Start of DOCUMENT

Venezuelan President Nicolas Maduro in New York City on July 28, 2015.
Venezuelan President Nicolas Maduro in New York City on July 28, 2015.
Spencer Platt/Getty Images

The Trump administration is in discussions to label Venezuela a state sponsor of terrorism, according to two US officials.

It’s a move that would allow the US to place more sanctions on President Nicolás Maduro’s government and restrict aid to Venezuela. It would also severely escalate tensions between the two countries.

A State Department spokesperson wouldn’t confirm internal discussions, but said the administration was “concerned about the continued presence of foreign terrorist organizations in Latin America,” primarily the National Liberation Army (ELN), a Marxist guerrilla group in Colombia.

Venezuela’s government is also known to have ties to Hezbollah, an Iran-backed terrorist group, and many international drug traffickers.

Some experts say the proposed move is unnecessarily harsh. “A state-sponsorship designation is a sledgehammer, not a scalpel,” Daniel Benjamin, a former top State Department counterterrorism official who is now a professor at Dartmouth College, told me. “To use the designation simply to put pressure on an odious regime is generally a bad idea.”

End of DOCUMENT

» REQUEST 1: In the rows, swap "coastline-us-east" for "coastline-atlantic" in everything from the first row down to the row containing "heatmap-cell: [699, 600, 715, 620]", and keep the rest of those rows the same.
The text and the rows below it have nothing to do with each other.

Start of DATA SUPPLIED

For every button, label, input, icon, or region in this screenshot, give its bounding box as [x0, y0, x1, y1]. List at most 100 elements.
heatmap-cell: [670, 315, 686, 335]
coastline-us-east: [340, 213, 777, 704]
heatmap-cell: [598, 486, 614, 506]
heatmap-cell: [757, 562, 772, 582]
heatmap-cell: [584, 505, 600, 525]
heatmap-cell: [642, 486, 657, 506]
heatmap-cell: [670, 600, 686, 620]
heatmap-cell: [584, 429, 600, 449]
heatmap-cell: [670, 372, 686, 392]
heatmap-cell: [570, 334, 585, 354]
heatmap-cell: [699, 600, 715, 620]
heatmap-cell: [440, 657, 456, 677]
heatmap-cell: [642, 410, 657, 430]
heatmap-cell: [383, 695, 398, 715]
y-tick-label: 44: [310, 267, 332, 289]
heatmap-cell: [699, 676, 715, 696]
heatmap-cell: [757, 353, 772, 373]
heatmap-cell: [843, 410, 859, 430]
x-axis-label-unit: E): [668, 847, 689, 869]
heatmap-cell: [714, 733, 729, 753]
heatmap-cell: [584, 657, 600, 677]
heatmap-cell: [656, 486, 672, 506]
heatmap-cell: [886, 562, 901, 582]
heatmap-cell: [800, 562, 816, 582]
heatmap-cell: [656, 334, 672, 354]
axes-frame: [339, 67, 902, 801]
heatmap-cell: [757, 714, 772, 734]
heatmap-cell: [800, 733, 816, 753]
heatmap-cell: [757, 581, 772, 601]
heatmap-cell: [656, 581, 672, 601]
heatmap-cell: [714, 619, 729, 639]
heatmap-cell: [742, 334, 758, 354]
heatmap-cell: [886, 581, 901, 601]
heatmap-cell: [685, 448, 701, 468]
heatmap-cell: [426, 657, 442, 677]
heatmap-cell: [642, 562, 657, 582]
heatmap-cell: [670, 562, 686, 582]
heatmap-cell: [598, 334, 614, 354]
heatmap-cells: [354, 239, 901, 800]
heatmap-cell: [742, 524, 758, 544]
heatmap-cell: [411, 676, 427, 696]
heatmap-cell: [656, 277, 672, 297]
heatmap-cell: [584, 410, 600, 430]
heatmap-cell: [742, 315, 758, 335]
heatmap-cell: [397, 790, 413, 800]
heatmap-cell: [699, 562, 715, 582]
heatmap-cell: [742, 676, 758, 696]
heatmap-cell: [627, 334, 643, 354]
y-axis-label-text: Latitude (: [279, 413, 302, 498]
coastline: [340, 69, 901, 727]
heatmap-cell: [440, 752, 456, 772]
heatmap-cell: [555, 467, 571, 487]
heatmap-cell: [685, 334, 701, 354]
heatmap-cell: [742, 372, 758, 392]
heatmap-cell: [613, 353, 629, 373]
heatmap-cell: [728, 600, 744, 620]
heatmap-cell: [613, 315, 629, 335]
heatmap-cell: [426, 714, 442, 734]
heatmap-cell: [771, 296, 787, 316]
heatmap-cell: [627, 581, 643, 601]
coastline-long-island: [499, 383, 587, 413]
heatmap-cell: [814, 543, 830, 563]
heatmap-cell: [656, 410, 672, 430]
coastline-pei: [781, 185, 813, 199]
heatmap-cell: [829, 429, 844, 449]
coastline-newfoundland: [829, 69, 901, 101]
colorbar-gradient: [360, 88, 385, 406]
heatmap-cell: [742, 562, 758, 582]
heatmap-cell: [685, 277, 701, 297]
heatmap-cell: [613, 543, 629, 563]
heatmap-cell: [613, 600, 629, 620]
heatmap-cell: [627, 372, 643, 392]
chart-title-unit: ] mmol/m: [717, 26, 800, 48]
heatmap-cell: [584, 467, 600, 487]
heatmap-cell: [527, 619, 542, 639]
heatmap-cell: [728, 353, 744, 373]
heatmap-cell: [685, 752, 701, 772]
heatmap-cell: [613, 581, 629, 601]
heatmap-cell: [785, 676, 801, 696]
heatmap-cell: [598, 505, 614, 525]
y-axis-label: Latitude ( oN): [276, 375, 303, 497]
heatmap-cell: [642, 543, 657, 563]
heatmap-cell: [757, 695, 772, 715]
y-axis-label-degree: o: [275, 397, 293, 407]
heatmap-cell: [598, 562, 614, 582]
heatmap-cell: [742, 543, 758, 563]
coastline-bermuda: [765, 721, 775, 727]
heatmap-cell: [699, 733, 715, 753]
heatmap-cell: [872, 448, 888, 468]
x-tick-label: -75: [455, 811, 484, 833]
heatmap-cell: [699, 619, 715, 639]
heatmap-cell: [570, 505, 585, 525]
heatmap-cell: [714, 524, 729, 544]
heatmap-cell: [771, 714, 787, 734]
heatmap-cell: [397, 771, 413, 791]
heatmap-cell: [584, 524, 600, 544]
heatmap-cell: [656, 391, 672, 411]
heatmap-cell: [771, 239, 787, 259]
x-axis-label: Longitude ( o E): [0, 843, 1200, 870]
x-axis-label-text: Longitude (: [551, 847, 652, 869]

End of DATA SUPPLIED

» REQUEST 2: Write a continuation of the article on the US weighing a terrorism label for Venezuela, picking up after its last sentence.

» OUTPUT 1:
For every button, label, input, icon, or region in this screenshot, give its bounding box as [x0, y0, x1, y1]. List at most 100 elements.
heatmap-cell: [670, 315, 686, 335]
coastline-atlantic: [340, 213, 777, 704]
heatmap-cell: [598, 486, 614, 506]
heatmap-cell: [757, 562, 772, 582]
heatmap-cell: [584, 505, 600, 525]
heatmap-cell: [642, 486, 657, 506]
heatmap-cell: [670, 600, 686, 620]
heatmap-cell: [584, 429, 600, 449]
heatmap-cell: [670, 372, 686, 392]
heatmap-cell: [570, 334, 585, 354]
heatmap-cell: [699, 600, 715, 620]

» OUTPUT 2:
The news, first reported by the Washington Post, would be the strongest move yet in President Donald Trump’s pressure campaign to impose serious penalties on Caracas. The administration says it wants Maduro’s increasingly autocratic regime to release roughly 340 political prisoners and become more democratic — or perhaps even fall. But by stopping aid to the long-suffering people of Venezuela due to the country’s economic collapse, it may actually backfire by turning the public against the US.

“The Trump administration’s saber-rattling plays right into the hands of this authoritarian regime,” Sen. Tom Udall (D-NM), a member of the Foreign Relations Committee, told me, adding that it’s “substituting reckless bluster for real and tough diplomacy.”

The US has Venezuela in its crosshairs

Venezuela’s President Maduro has been heavily criticized for undermining democracy in his country since he assumed power in 2013.

Over the past few years, Maduro has imprisoned scores of his political opponents. He has cracked down on growing street protests with lethal force. He repeatedly postponed regional government elections in order to stave off threats to his party’s power. And last year, he held a rigged election for a special legislative body that supplanted the country’s parliament — the one branch of government that was controlled by the political opposition.

Trump has heavily criticized Maduro in the past, and at one point openly considered a military invasion to overthrow him. in September, the Trump administration placed sanctions on many of Maduro’s allies, like the first lady and members of the regime’s top ranks.

And on November 1, National Security Adviser John Bolton gave a speech in which he listed Venezuela among a “Troika of Tyranny” — three countries that the US firmly opposes in Latin America. “Under President Trump, the United States is taking direct action against all three regimes to defend the rule of law, liberty, and basic human decency in our region,” Bolton said.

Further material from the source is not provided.